Aufgabe: Schreibe aus der Filmkritik zum Kinski-Western wortgetreu den Abschnitt ab, der mit den Worten „Fazit: im Auge“ anfängt und mit „Horrorvibes und Racheengelgelüsten!“ schließt.

Seitenauszug:
# # # #
Review
von Leimbacher-Mario
Ein Cowboy hing am Glockenseil
In der passend betitelten italogermanischen Spaghettiwesterncoproduktion verbringt Klaus Kinski brodelnd und stoisch (und schon während des Intros) zehn Jahre unschuldig in einem Steinklopfarbeitslager. Als seine Zeit der Begnadigung gekommen ist kennt er nur einen Weg - den der Rache gegen seinen (mittlerweile reichen) Verräter und dessen Bande von damals, sodass innerlich wie umweltlich ein brutaler Sturm aufzieht…
Red Kinski Redemption
Angekündigt wurde der bibelfeste „E Dio disse a Caino…“ mir als Westerngeheimtipp mit Gothichorrorvibes, der es in seinen besten Phasen mit der A-Liga rund um Leone oder Peckinpah aufnehmen könnte. Und selbst wenn das fast unerreichbare Messlatten sind und gerade der Beginn dieses Kinski-Revengers noch etwas lahmt, will man hier zustimmen. Das Ding ist ganz feines, fast apokalyptisches, schmelzendes und unterschwelliges Spaghettiwesterneis. Kinski grimmig wie in besten Zeiten, dennoch hier mal nicht Bösewicht, nur einsilbiger Antiheld. Die Hinrichtungen sind erbarmungslos, Eastwood lässt später grüßen. Der Titeltrack ist soulig, Tarantino lässt später ganz ungeniert grüßen. Die Damen sind hübsch und hilflos, der Bösewicht ist leicht zu hassen, sein Filmsohn durchläuft eine erstaunliche Charakterentwicklung. Die Atmosphäre ist von Blitzen, Wind und Donner durchzogen, dass die Megaföne am Set wohl das meiste vom Budget allein durch die Stromrechnung geschluckt haben könnten. Auch der Equalizer und sämtliche Djangos und Sartanas dieser Welt zollen hierzu später Tribut, sodass man insgesamt ebenfalls den durchlöcherten und blutigen Hut vor Margheritis Rachefantasie ziehen muss. Schwarz und hart.
Fazit: im Auge des Sturms sieht Kinski rot - „Satan der Rache“ wäre ein gutes Doppel etwa mit „High Plains Drifter“ und ist eine exzellente, verdammt düstere Spaghettiwesternplatte mit Horrorvibes und Racheengelgelüsten!
# # # #
Bereitgestellte Daten:
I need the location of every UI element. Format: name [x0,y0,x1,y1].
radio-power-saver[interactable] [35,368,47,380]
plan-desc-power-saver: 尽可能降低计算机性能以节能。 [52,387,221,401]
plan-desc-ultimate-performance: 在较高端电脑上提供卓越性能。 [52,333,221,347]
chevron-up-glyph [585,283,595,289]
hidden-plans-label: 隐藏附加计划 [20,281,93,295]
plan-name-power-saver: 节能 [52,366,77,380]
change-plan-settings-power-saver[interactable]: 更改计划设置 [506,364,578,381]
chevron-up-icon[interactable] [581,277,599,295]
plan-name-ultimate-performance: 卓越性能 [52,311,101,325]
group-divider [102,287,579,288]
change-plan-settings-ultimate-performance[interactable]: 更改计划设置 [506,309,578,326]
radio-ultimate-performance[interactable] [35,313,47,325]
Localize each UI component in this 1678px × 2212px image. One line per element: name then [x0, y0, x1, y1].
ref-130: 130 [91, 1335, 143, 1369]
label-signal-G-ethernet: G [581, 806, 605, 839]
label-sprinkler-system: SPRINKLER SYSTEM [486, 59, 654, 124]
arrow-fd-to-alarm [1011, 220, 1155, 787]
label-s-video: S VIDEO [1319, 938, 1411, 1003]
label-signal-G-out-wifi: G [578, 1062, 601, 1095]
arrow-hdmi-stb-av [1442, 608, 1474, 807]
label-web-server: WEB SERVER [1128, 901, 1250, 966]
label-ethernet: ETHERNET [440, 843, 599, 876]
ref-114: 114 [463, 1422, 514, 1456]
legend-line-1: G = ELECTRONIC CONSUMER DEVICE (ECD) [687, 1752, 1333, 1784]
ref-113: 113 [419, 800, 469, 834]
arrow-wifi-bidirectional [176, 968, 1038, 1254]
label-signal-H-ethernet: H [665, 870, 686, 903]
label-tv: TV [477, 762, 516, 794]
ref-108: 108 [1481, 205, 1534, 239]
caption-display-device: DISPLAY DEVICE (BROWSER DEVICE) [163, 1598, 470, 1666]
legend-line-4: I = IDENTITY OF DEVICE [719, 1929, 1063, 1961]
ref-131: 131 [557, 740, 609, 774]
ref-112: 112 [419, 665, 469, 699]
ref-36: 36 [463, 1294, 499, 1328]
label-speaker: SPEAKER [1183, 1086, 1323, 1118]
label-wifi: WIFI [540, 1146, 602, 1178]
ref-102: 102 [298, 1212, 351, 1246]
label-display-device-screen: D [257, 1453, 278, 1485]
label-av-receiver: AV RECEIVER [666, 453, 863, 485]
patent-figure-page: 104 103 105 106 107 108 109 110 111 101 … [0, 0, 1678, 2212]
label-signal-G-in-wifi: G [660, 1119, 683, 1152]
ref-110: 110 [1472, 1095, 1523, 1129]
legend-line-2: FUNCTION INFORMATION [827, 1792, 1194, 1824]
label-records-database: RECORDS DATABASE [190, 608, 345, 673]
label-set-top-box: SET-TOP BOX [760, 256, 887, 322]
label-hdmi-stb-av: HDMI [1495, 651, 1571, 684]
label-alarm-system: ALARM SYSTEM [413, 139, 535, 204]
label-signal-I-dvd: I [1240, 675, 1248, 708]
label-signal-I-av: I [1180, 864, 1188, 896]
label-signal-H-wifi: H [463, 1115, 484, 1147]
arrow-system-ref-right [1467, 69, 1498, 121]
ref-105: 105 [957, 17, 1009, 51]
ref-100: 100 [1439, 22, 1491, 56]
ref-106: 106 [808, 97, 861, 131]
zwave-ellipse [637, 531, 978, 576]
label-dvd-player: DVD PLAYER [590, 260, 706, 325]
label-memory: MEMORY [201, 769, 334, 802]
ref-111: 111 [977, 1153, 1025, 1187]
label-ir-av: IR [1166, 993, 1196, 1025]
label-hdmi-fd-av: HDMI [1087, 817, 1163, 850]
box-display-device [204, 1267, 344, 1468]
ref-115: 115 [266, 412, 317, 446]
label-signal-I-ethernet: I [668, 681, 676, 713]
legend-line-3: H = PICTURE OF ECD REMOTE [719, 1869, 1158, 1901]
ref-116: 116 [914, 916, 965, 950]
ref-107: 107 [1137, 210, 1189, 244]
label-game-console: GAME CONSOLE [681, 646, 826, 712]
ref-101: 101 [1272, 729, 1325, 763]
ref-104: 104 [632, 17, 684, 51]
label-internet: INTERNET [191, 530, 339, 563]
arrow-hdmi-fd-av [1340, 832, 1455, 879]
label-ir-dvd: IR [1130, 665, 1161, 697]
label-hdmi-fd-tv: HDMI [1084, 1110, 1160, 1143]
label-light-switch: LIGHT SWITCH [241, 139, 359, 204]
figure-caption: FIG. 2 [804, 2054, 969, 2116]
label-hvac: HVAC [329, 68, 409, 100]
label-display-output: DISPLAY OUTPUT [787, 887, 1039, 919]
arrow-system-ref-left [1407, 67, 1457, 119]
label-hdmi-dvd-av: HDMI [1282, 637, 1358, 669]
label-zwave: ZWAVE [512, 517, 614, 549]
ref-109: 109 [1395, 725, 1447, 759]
# # # #
Antwortfeld:
Fazit: im Auge des Sturms sieht Kinski rot - „Satan der Rache“ wäre ein gutes Doppel etwa mit „High Plains Drifter“ und ist eine exzellente, verdammt düstere Spaghettiwesternplatte mit Horrorvibes und Racheengelgelüsten!